### Objective
Determine the number of lines holding the word "data"; answer with that number only.

### Exercise inputs
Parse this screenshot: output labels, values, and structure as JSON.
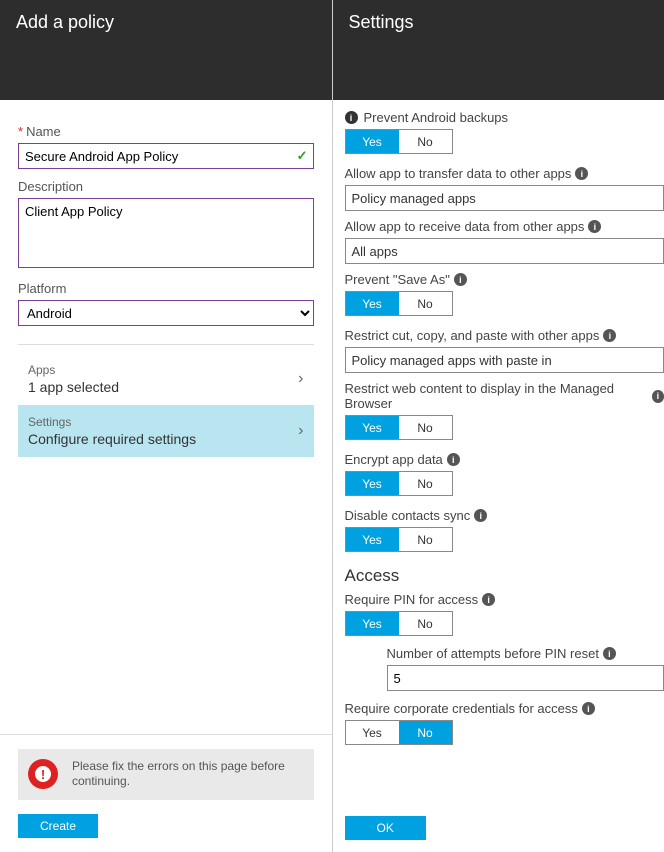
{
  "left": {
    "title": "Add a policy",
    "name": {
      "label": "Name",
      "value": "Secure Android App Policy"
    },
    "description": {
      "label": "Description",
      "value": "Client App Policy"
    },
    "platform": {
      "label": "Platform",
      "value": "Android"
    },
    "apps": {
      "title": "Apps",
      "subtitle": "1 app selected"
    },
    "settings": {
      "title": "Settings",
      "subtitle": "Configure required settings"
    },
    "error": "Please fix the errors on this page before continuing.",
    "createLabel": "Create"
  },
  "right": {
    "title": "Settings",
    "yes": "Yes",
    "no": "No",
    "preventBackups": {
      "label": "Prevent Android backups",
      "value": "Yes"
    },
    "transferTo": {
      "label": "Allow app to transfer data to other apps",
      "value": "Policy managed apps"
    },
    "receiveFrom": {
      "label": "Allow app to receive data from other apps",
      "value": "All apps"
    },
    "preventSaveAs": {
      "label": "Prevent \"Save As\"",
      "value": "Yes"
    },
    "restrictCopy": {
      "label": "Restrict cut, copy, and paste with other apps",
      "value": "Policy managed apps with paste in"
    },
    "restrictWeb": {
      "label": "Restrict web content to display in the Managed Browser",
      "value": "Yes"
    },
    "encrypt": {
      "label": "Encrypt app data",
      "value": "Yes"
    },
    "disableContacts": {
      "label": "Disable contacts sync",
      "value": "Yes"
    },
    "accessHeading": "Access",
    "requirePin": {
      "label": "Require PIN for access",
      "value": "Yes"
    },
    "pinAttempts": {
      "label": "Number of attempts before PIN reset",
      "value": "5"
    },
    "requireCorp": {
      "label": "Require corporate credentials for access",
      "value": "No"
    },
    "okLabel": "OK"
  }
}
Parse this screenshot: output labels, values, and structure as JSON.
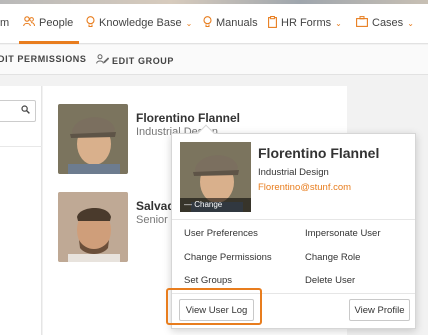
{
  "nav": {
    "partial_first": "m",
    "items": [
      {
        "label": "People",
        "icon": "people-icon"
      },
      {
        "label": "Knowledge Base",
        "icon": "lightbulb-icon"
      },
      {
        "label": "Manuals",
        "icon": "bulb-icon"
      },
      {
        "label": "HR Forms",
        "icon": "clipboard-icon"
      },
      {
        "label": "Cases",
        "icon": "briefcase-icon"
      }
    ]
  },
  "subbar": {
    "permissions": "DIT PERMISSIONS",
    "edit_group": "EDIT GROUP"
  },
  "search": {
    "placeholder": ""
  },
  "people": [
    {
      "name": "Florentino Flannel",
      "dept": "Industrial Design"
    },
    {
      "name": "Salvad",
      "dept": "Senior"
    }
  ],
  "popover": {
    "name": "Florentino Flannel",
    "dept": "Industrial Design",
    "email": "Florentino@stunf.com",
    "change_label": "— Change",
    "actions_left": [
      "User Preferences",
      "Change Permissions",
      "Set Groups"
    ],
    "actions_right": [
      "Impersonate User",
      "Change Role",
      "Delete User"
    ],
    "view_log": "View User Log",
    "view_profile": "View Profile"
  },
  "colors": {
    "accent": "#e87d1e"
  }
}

### Result of the exercise
3